IEC's Nilson Goes recently sat down with Burns & McDonnell's Laron Evans & Andy Jarvis and KDM Engineering's Kimberly Moore for conversation with Public Utilities Fortnightly (PUF) to discuss how strategic partnerships and a commitment to diversity maximize opportunities for all in the electrical utility market.

The electrical utility market is defined by an intersection of dynamics which to some, present as a stark, if not insurmountable challenge, while to others - a great opportunity to do well while doing good.

Specifically, these dynamics include:

  • A significant forecasted increase in our dependence and use of our electrical grid as we move away from fossil fuels across various aspects of our lives from heating to transportation

  • A stressed and dated electrical grid in need of re-design and replacement to better meet the current and future needs of those it serves

  • The need to for professional design (engineering) services to meet the demands of new projects that are necessary to support our current and future grid demands.

  • High barrier of entry in the design market. Utilities demand experienced, professional, and qualified design professionals to meet the needs of their grids. This requires a significant investment of resources and challenge of needing experience to earn business vs. having business to earn experience.

  • Call for Diverse business participation in meeting the needs of a grid that serves diverse communities. There is an equity case that is hard to ignore; customers of electricity typically don't have a choice as to where they purchase their electricity from and rightfully want to see their communities represented in serving them. There is also a sound business case in the investment of diverse businesses for the strengthening of supply chains, community development, and overall improved performance through diverse perspectives.

  • Underrepresentation of Small & Diverse businesses in this market. Due to the high barrier of entry in a sophisticated market, small businesses are grossly underrepresented in this space. Diverse businesses are even more so underrepresented.

The strategic partnerships made to find and harvest opportunity in these dynamics are what set companies like IEC and Burns & McDonell aside from others. A unique partnership addresses many of these (aforementioned) dynamics in manner that provides community centric solutions that not only effectively meet the needs of clients and their customers - but do so in a manner that is true to the spirit of why we are having these conversations.

This discussion was featured in PUF's June 2022 publication in Fortnightly. Read more about it here:

Maximizing Opportunities for Diverse Subcontractors and Suppliers

Tapping Diverse Connections Andy Jarvis et al. Fortnightly Magazine - June 2022 While Burns & McDonnell has quite a history of working with diverse suppliers, it is enhancing such efforts. It just held its first Tapping Diverse Connections event, hosted by the Transmission & Distribution Group. Tapping Diverse Connections aimed to further diverse supplier networking and elevate strategic sourcing opportunities by providing networking opportunities for more than twenty diverse suppliers from across the country. The goal is to provide maximum practical opportunities for diverse businesses to participate as subcontractors and suppliers for goods and services that support Burns & McDonnell clients and projects. With alliances in place with Infinite Energy Construction and KDM Engineering, to help them grow their businesses, PUF wanted to know more about this intriguing collaboration. Herein is a conversation with a group who participated in that first Tapping Diverse Connections Event. Enjoy the discussion. PUF's Steve Mitnick: Tell us about this event recently that was called Tapping Diverse Connections. What was the point of the event and how was it?

## Exercise prompt
Reproduce the utility partnerships passage from "IEC's Nilson Goes" up to and including "while doing good.", renaming "electrical utility market" as "power sector" throughout. Base your work only on the utility partnerships passage above.

## Recorded information
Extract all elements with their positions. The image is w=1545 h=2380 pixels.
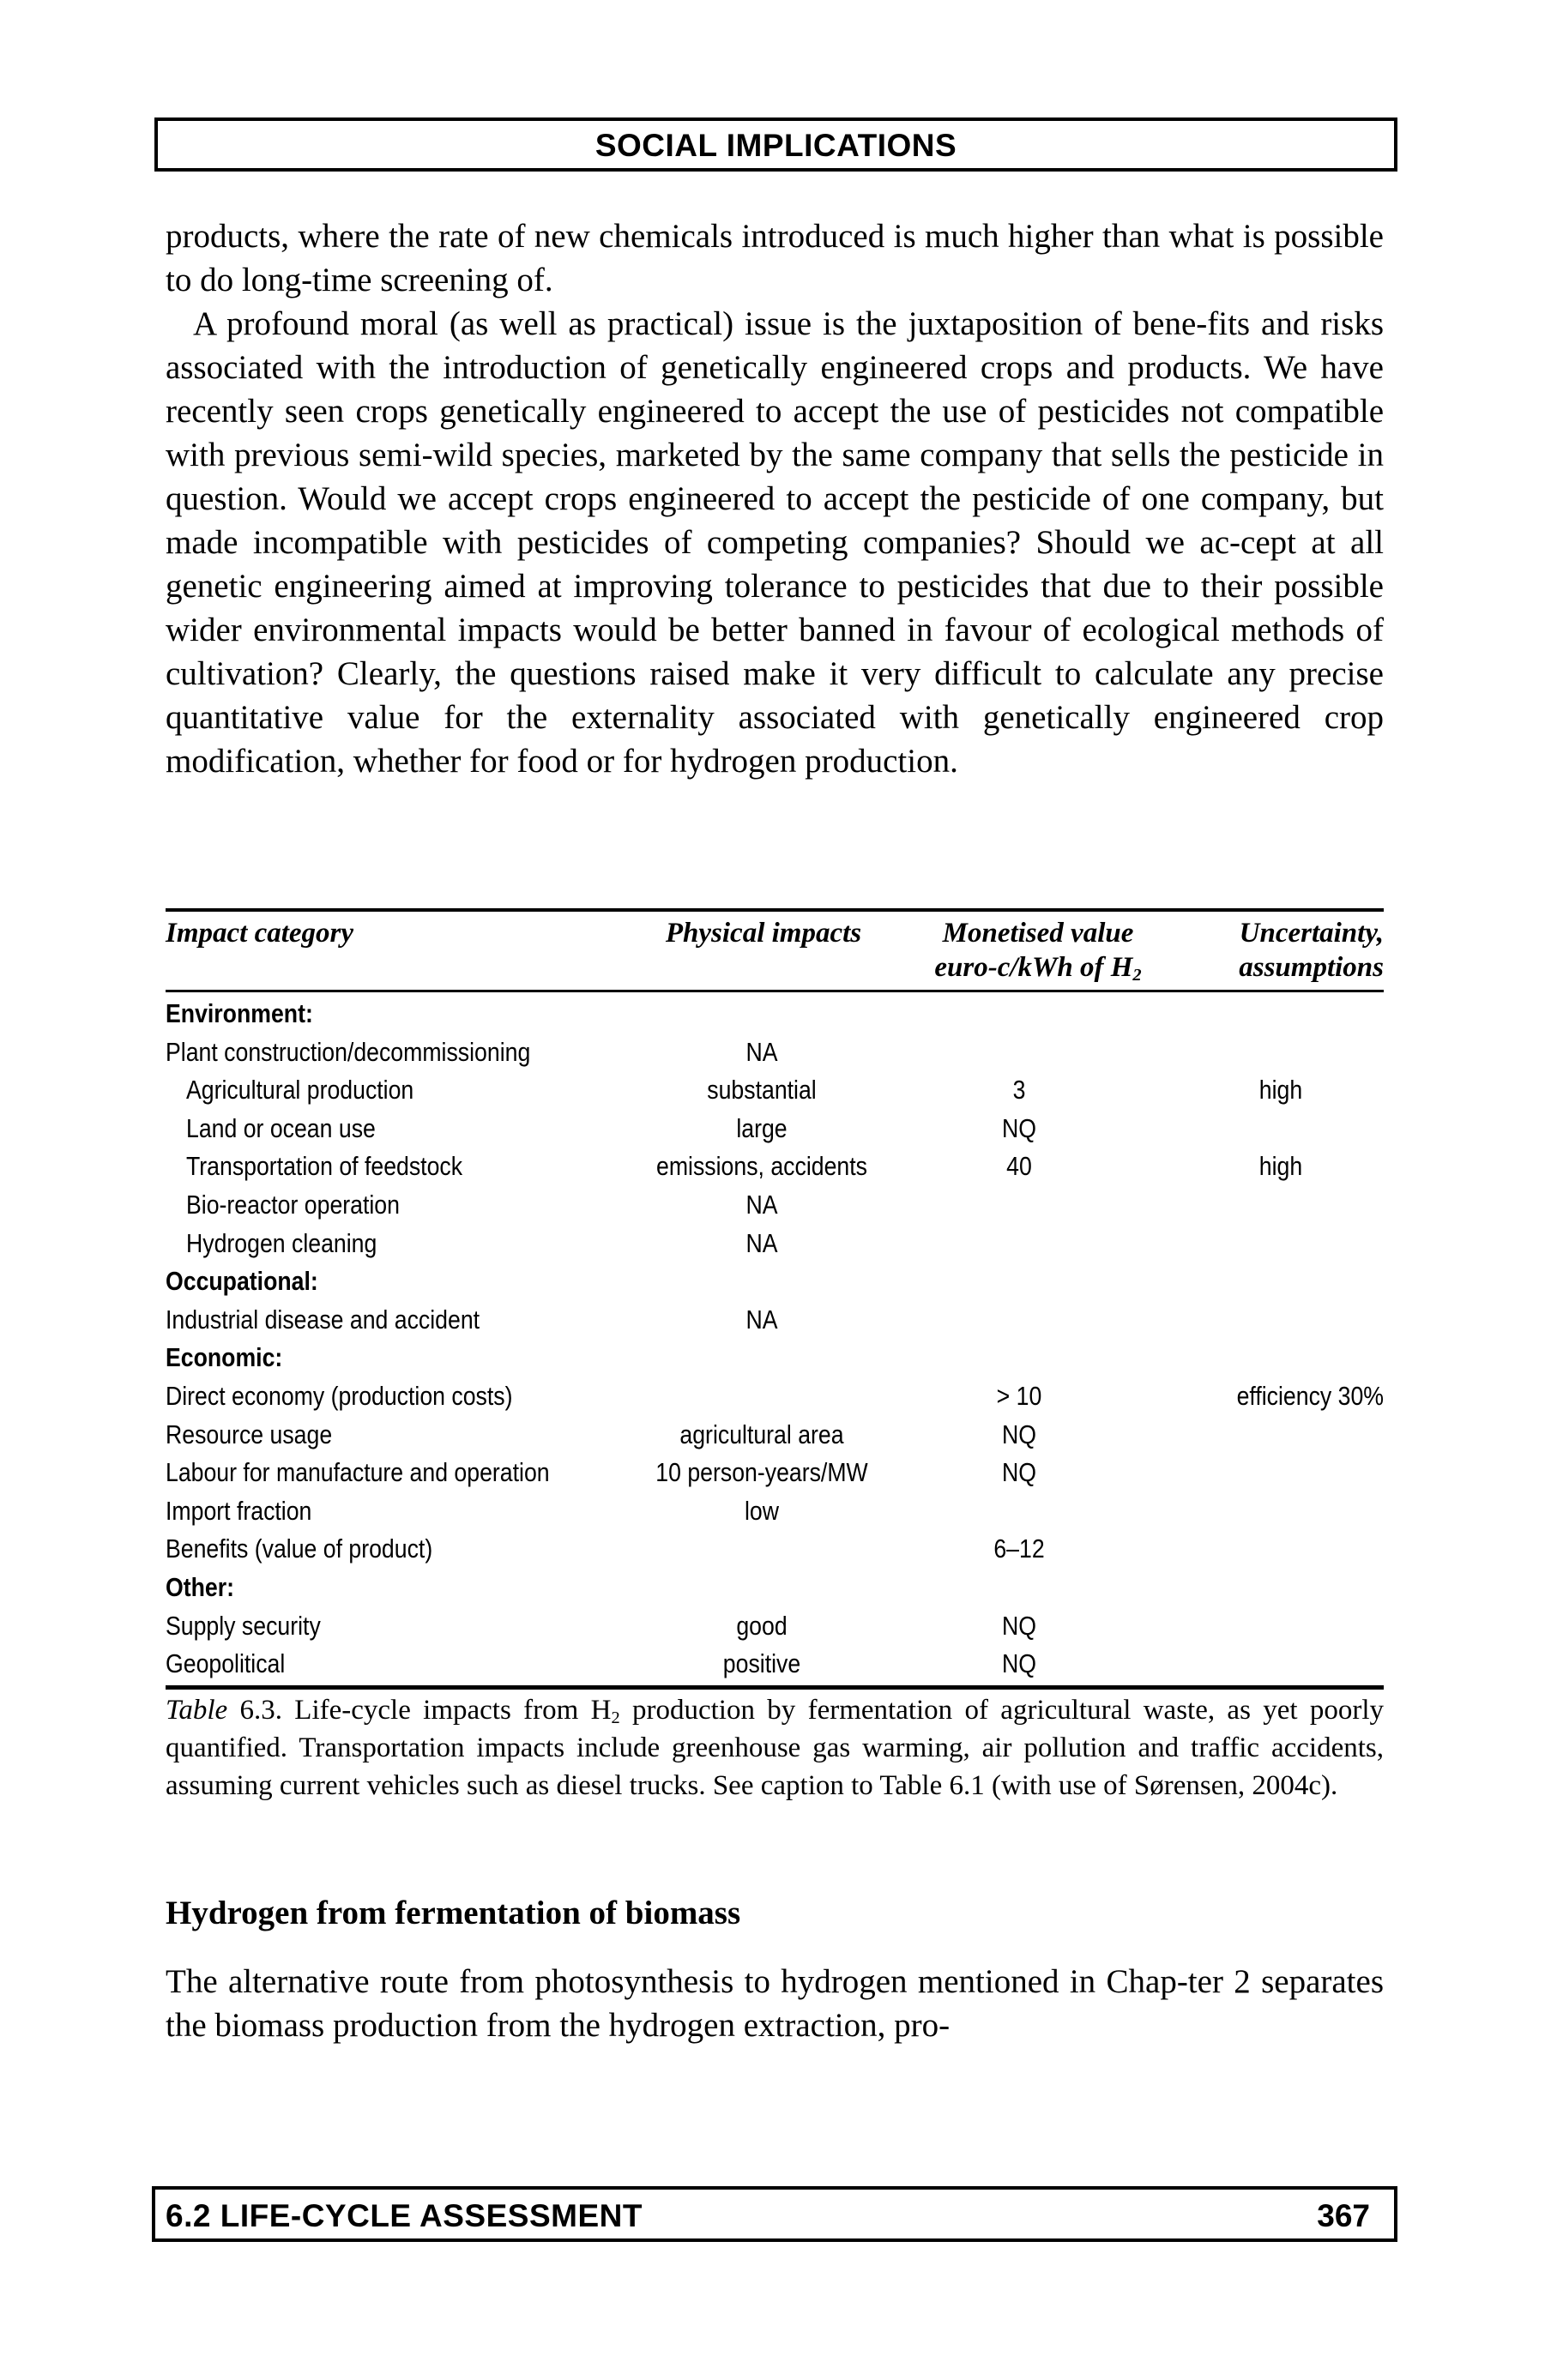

## Reply to the task
IEC's Nilson Goes recently sat down with Burns & McDonnell's Laron Evans & Andy Jarvis and KDM Engineering's Kimberly Moore for conversation with Public Utilities Fortnightly (PUF) to discuss how strategic partnerships and a commitment to diversity maximize opportunities for all in the power sector.

The power sector is defined by an intersection of dynamics which to some, present as a stark, if not insurmountable challenge, while to others - a great opportunity to do well while doing good.